[What is expected] Gather all lines containing the string "type" and copy them out.

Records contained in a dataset
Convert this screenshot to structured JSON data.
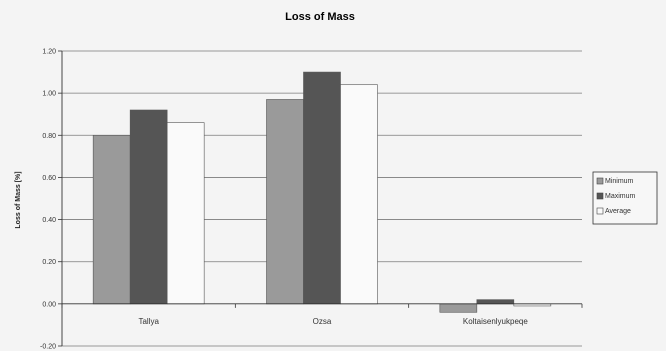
{
  "chart_data": {
    "type": "bar",
    "title": "Loss of Mass",
    "ylabel": "Loss of Mass [%]",
    "xlabel": "",
    "categories": [
      "Tallya",
      "Ozsa",
      "Koltaisenlyukpeqe"
    ],
    "series": [
      {
        "name": "Minimum",
        "values": [
          0.8,
          0.97,
          -0.04
        ],
        "color": "#9a9a9a"
      },
      {
        "name": "Maximum",
        "values": [
          0.92,
          1.1,
          0.02
        ],
        "color": "#555555"
      },
      {
        "name": "Average",
        "values": [
          0.86,
          1.04,
          -0.01
        ],
        "color": "#fafafa"
      }
    ],
    "ylim": [
      -0.2,
      1.2
    ],
    "yticks": [
      "-0.20",
      "0.00",
      "0.20",
      "0.40",
      "0.60",
      "0.80",
      "1.00",
      "1.20"
    ],
    "grid": true,
    "legend_position": "right"
  }
}
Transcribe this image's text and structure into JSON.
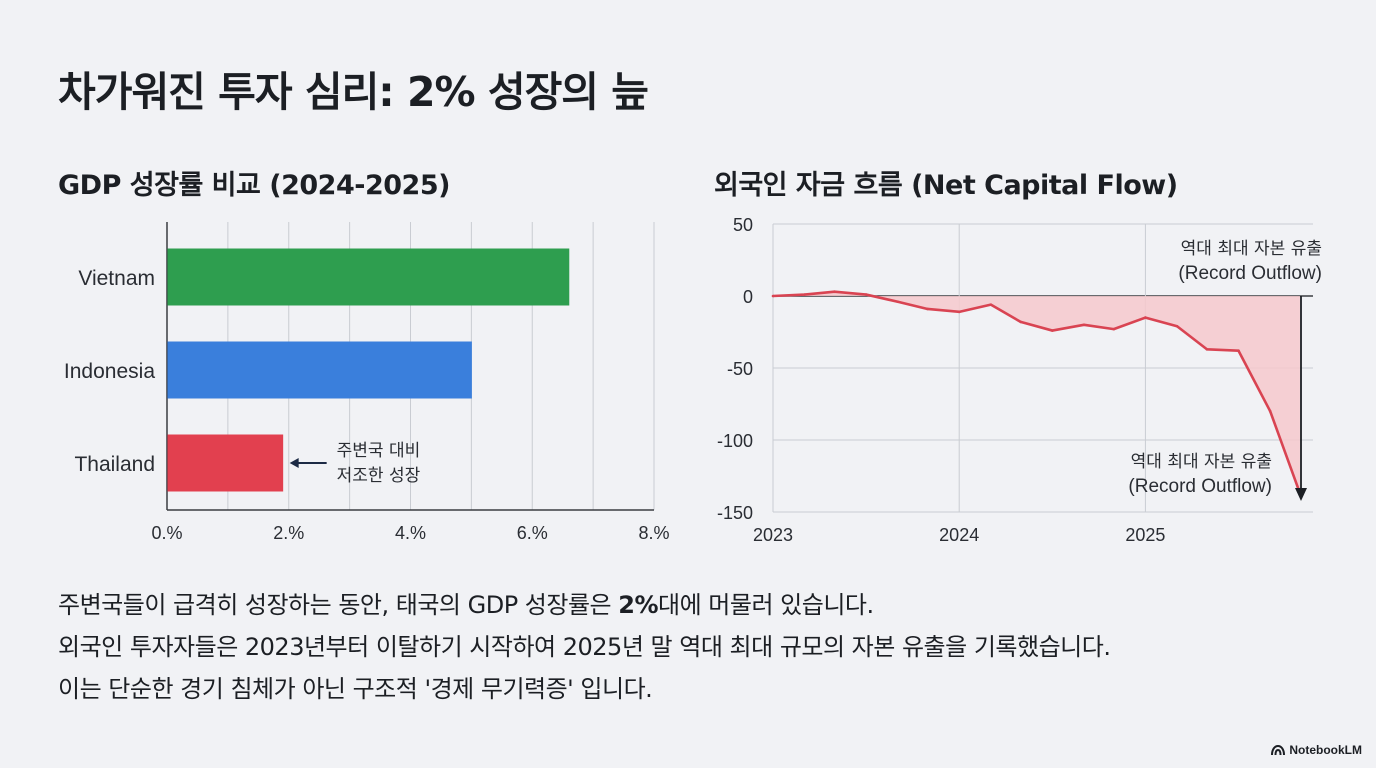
{
  "page": {
    "title": "차가워진 투자 심리: 2% 성장의 늪",
    "summary": {
      "line1_prefix": "주변국들이 급격히 성장하는 동안, 태국의 GDP 성장률은 ",
      "line1_bold": "2%",
      "line1_suffix": "대에 머물러 있습니다.",
      "line2": "외국인 투자자들은 2023년부터 이탈하기 시작하여 2025년 말 역대 최대 규모의 자본 유출을 기록했습니다.",
      "line3": "이는 단순한 경기 침체가 아닌 구조적 '경제 무기력증' 입니다."
    },
    "logo_text": "NotebookLM",
    "colors": {
      "vietnam": "#2e9e4f",
      "indonesia": "#3a7fdc",
      "thailand": "#e2404f",
      "line": "#d94452",
      "area": "#f6c9cd",
      "grid": "#c9ccd2",
      "axis": "#3a3d42"
    }
  },
  "chart_data": [
    {
      "type": "bar",
      "orientation": "horizontal",
      "title": "GDP 성장률 비교 (2024-2025)",
      "categories": [
        "Vietnam",
        "Indonesia",
        "Thailand"
      ],
      "values": [
        6.6,
        5.0,
        1.9
      ],
      "xlim": [
        0,
        8
      ],
      "xticks": [
        0,
        2,
        4,
        6,
        8
      ],
      "xtick_labels": [
        "0.%",
        "2.%",
        "4.%",
        "6.%",
        "8.%"
      ],
      "grid": "vertical",
      "annotation": {
        "category": "Thailand",
        "lines": [
          "주변국 대비",
          "저조한 성장"
        ]
      }
    },
    {
      "type": "area",
      "title": "외국인 자금 흐름 (Net Capital Flow)",
      "x": [
        2023.0,
        2023.17,
        2023.33,
        2023.5,
        2023.67,
        2023.83,
        2024.0,
        2024.17,
        2024.33,
        2024.5,
        2024.67,
        2024.83,
        2025.0,
        2025.17,
        2025.33,
        2025.5,
        2025.67,
        2025.83
      ],
      "y": [
        0,
        1,
        3,
        1,
        -4,
        -9,
        -11,
        -6,
        -18,
        -24,
        -20,
        -23,
        -15,
        -21,
        -37,
        -38,
        -80,
        -137
      ],
      "ylim": [
        -150,
        50
      ],
      "yticks": [
        50,
        0,
        -50,
        -100,
        -150
      ],
      "xlim": [
        2023,
        2025.9
      ],
      "xticks": [
        2023,
        2024,
        2025
      ],
      "xtick_labels": [
        "2023",
        "2024",
        "2025"
      ],
      "grid": "both",
      "annotations": [
        {
          "lines": [
            "역대 최대 자본 유출",
            "(Record Outflow)"
          ],
          "placement": "top-right"
        },
        {
          "lines": [
            "역대 최대 자본 유출",
            "(Record Outflow)"
          ],
          "placement": "near-arrow-bottom"
        }
      ]
    }
  ]
}
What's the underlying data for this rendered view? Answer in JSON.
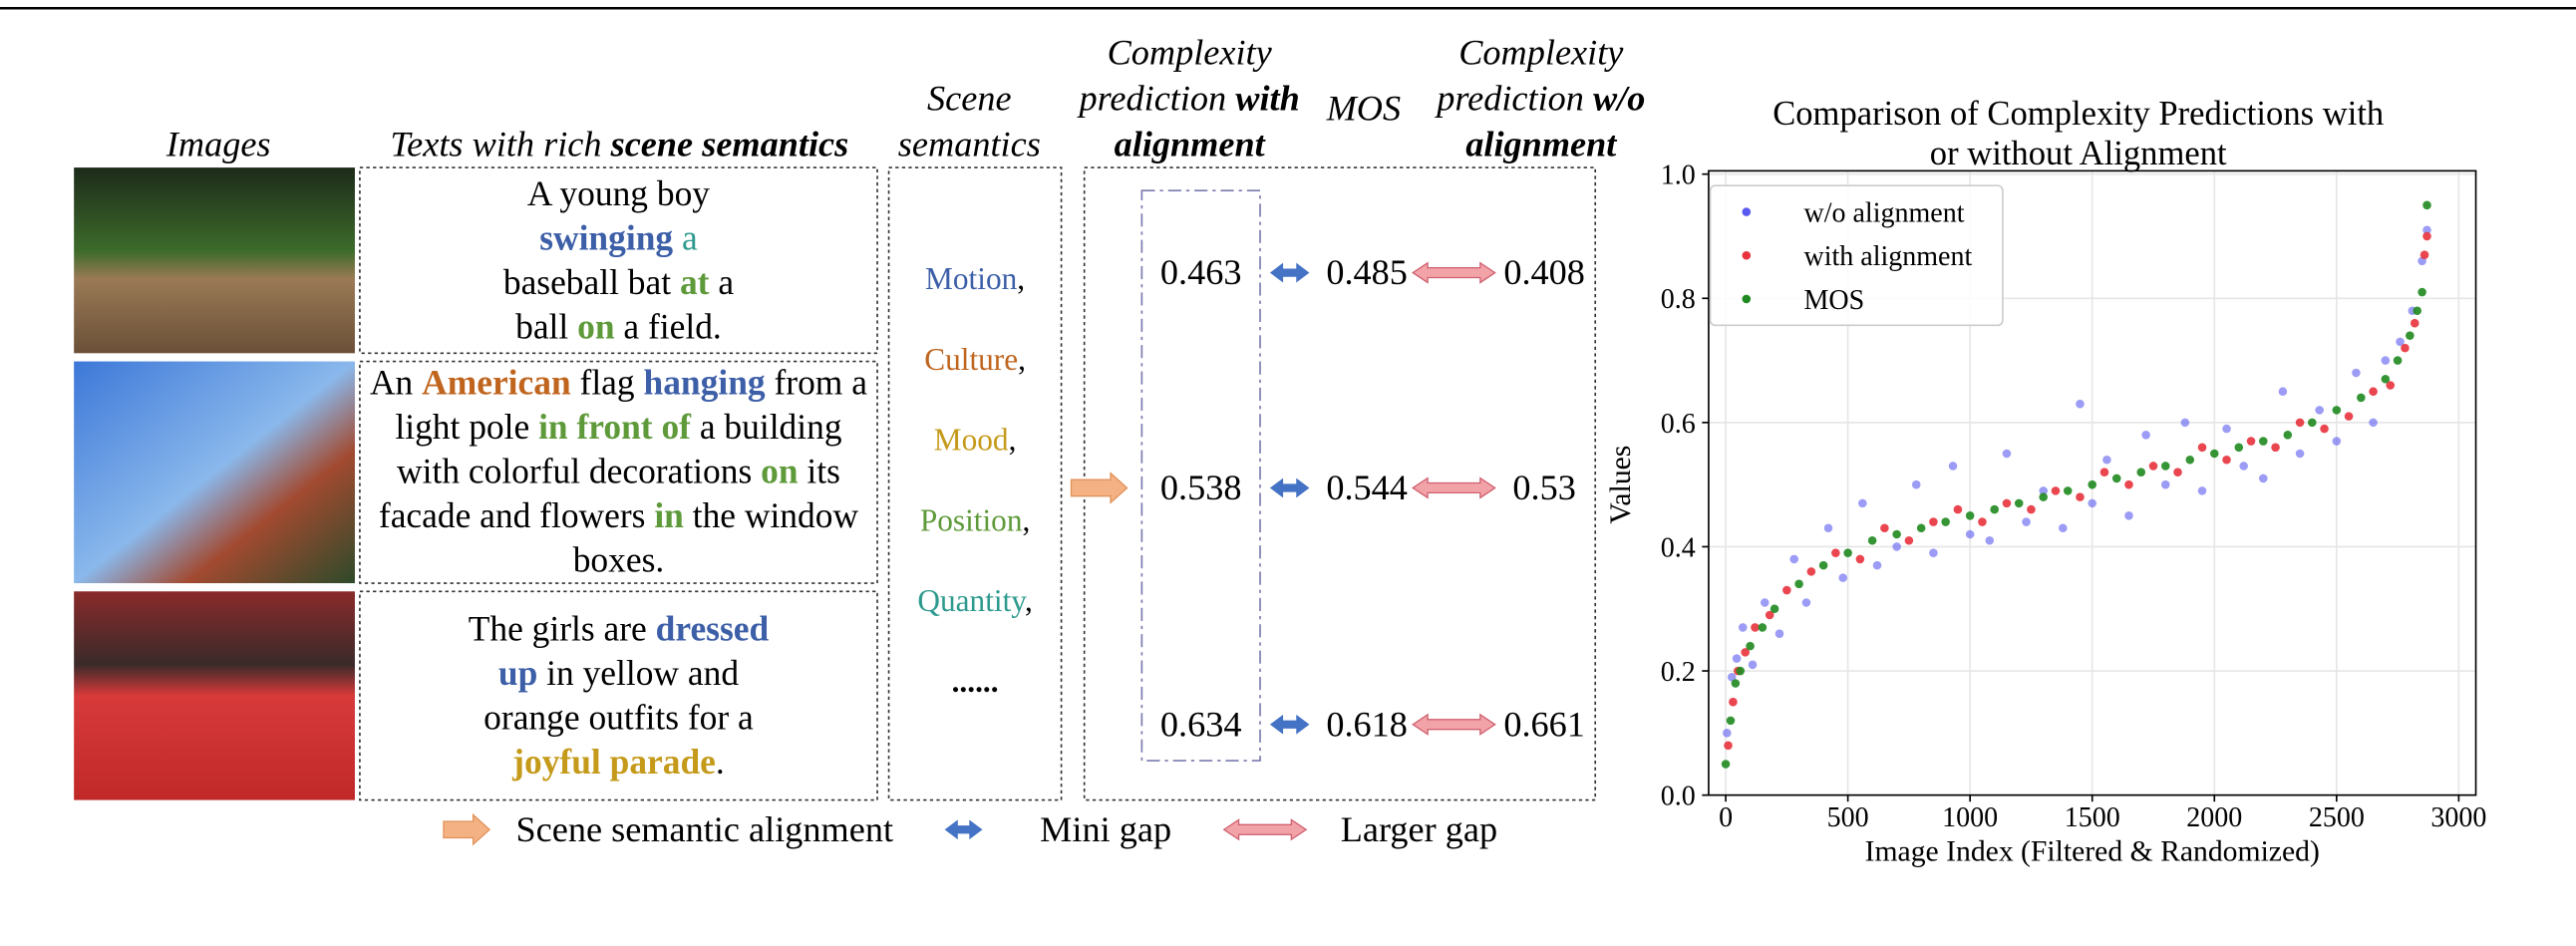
{
  "figure": {
    "headers": {
      "images": "Images",
      "texts": [
        {
          "text": "Texts with rich "
        },
        {
          "text": "scene semantics",
          "bold": true
        }
      ],
      "scene": "Scene semantics",
      "with": [
        {
          "text": "Complexity prediction "
        },
        {
          "text": "with alignment",
          "bold": true
        }
      ],
      "mos": "MOS",
      "without": [
        {
          "text": "Complexity prediction "
        },
        {
          "text": "w/o alignment",
          "bold": true
        }
      ]
    },
    "captions": [
      [
        {
          "text": "A young boy "
        },
        {
          "text": "swinging",
          "bold": true,
          "color": "#3d5fa8"
        },
        {
          "text": " "
        },
        {
          "text": "a",
          "color": "#2e9a8e"
        },
        {
          "text": " baseball bat "
        },
        {
          "text": "at",
          "bold": true,
          "color": "#5e9a3a"
        },
        {
          "text": " a ball "
        },
        {
          "text": "on",
          "bold": true,
          "color": "#5e9a3a"
        },
        {
          "text": " a field."
        }
      ],
      [
        {
          "text": "An "
        },
        {
          "text": "American",
          "bold": true,
          "color": "#c0651e"
        },
        {
          "text": " flag "
        },
        {
          "text": "hanging",
          "bold": true,
          "color": "#3d5fa8"
        },
        {
          "text": " from a light pole "
        },
        {
          "text": "in front of",
          "bold": true,
          "color": "#5e9a3a"
        },
        {
          "text": " a building with colorful decorations "
        },
        {
          "text": "on",
          "bold": true,
          "color": "#5e9a3a"
        },
        {
          "text": " its facade and flowers "
        },
        {
          "text": "in",
          "bold": true,
          "color": "#5e9a3a"
        },
        {
          "text": " the window boxes."
        }
      ],
      [
        {
          "text": "The girls are "
        },
        {
          "text": "dressed up",
          "bold": true,
          "color": "#3d5fa8"
        },
        {
          "text": " in yellow and orange outfits for a "
        },
        {
          "text": "joyful parade",
          "bold": true,
          "color": "#c59a1a"
        },
        {
          "text": "."
        }
      ]
    ],
    "semantics": [
      [
        {
          "text": "Motion",
          "color": "#3d5fa8"
        },
        {
          "text": ","
        }
      ],
      [
        {
          "text": "Culture",
          "color": "#c0651e"
        },
        {
          "text": ","
        }
      ],
      [
        {
          "text": "Mood",
          "color": "#c59a1a"
        },
        {
          "text": ","
        }
      ],
      [
        {
          "text": "Position",
          "color": "#5e9a3a"
        },
        {
          "text": ","
        }
      ],
      [
        {
          "text": "Quantity",
          "color": "#2e9a8e"
        },
        {
          "text": ","
        }
      ],
      [
        {
          "text": "......",
          "bold": true
        }
      ]
    ],
    "scores": [
      {
        "with": 0.463,
        "mos": 0.485,
        "without": 0.408
      },
      {
        "with": 0.538,
        "mos": 0.544,
        "without": 0.53
      },
      {
        "with": 0.634,
        "mos": 0.618,
        "without": 0.661
      }
    ],
    "legend": [
      "Scene semantic alignment",
      "Mini gap",
      "Larger gap"
    ]
  },
  "chart_data": {
    "type": "scatter",
    "title": "Comparison of Complexity Predictions with or without Alignment",
    "x_label": "Image Index (Filtered & Randomized)",
    "y_label": "Values",
    "xlim": [
      -70,
      3070
    ],
    "ylim": [
      0,
      1
    ],
    "xticks": [
      0,
      500,
      1000,
      1500,
      2000,
      2500,
      3000
    ],
    "yticks": [
      {
        "value": 0,
        "label": "0.0"
      },
      0.2,
      0.4,
      0.6,
      0.8,
      {
        "value": 1,
        "label": "1.0"
      }
    ],
    "grid": true,
    "legend_position": "upper left",
    "series": [
      {
        "name": "w/o alignment",
        "color": "#5a5af0",
        "x": [
          5,
          25,
          45,
          70,
          110,
          160,
          220,
          280,
          330,
          420,
          480,
          560,
          620,
          700,
          780,
          850,
          930,
          1000,
          1080,
          1150,
          1230,
          1300,
          1380,
          1450,
          1500,
          1560,
          1650,
          1720,
          1800,
          1880,
          1950,
          2050,
          2120,
          2200,
          2280,
          2350,
          2430,
          2500,
          2580,
          2650,
          2700,
          2760,
          2810,
          2850,
          2870
        ],
        "values": [
          0.1,
          0.19,
          0.22,
          0.27,
          0.21,
          0.31,
          0.26,
          0.38,
          0.31,
          0.43,
          0.35,
          0.47,
          0.37,
          0.4,
          0.5,
          0.39,
          0.53,
          0.42,
          0.41,
          0.55,
          0.44,
          0.49,
          0.43,
          0.63,
          0.47,
          0.54,
          0.45,
          0.58,
          0.5,
          0.6,
          0.49,
          0.59,
          0.53,
          0.51,
          0.65,
          0.55,
          0.62,
          0.57,
          0.68,
          0.6,
          0.7,
          0.73,
          0.78,
          0.86,
          0.91
        ]
      },
      {
        "name": "with alignment",
        "color": "#e8323c",
        "x": [
          10,
          30,
          50,
          80,
          120,
          180,
          250,
          350,
          450,
          550,
          650,
          750,
          850,
          950,
          1050,
          1150,
          1250,
          1350,
          1450,
          1550,
          1650,
          1750,
          1850,
          1950,
          2050,
          2150,
          2250,
          2350,
          2450,
          2550,
          2650,
          2720,
          2780,
          2820,
          2860,
          2870
        ],
        "values": [
          0.08,
          0.15,
          0.2,
          0.23,
          0.27,
          0.29,
          0.33,
          0.36,
          0.39,
          0.38,
          0.43,
          0.41,
          0.44,
          0.46,
          0.44,
          0.47,
          0.46,
          0.49,
          0.48,
          0.52,
          0.5,
          0.53,
          0.52,
          0.56,
          0.54,
          0.57,
          0.56,
          0.6,
          0.59,
          0.61,
          0.65,
          0.66,
          0.72,
          0.76,
          0.87,
          0.9
        ]
      },
      {
        "name": "MOS",
        "color": "#1f8a1f",
        "x": [
          0,
          20,
          40,
          60,
          100,
          150,
          200,
          300,
          400,
          500,
          600,
          700,
          800,
          900,
          1000,
          1100,
          1200,
          1300,
          1400,
          1500,
          1600,
          1700,
          1800,
          1900,
          2000,
          2100,
          2200,
          2300,
          2400,
          2500,
          2600,
          2700,
          2750,
          2800,
          2830,
          2850,
          2870
        ],
        "values": [
          0.05,
          0.12,
          0.18,
          0.2,
          0.24,
          0.27,
          0.3,
          0.34,
          0.37,
          0.39,
          0.41,
          0.42,
          0.43,
          0.44,
          0.45,
          0.46,
          0.47,
          0.48,
          0.49,
          0.5,
          0.51,
          0.52,
          0.53,
          0.54,
          0.55,
          0.56,
          0.57,
          0.58,
          0.6,
          0.62,
          0.64,
          0.67,
          0.7,
          0.74,
          0.78,
          0.81,
          0.95
        ]
      }
    ]
  }
}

[Finished task]
    "type": "bar",
      "type": "bar",
      "type": "area",
    "type": "scatter",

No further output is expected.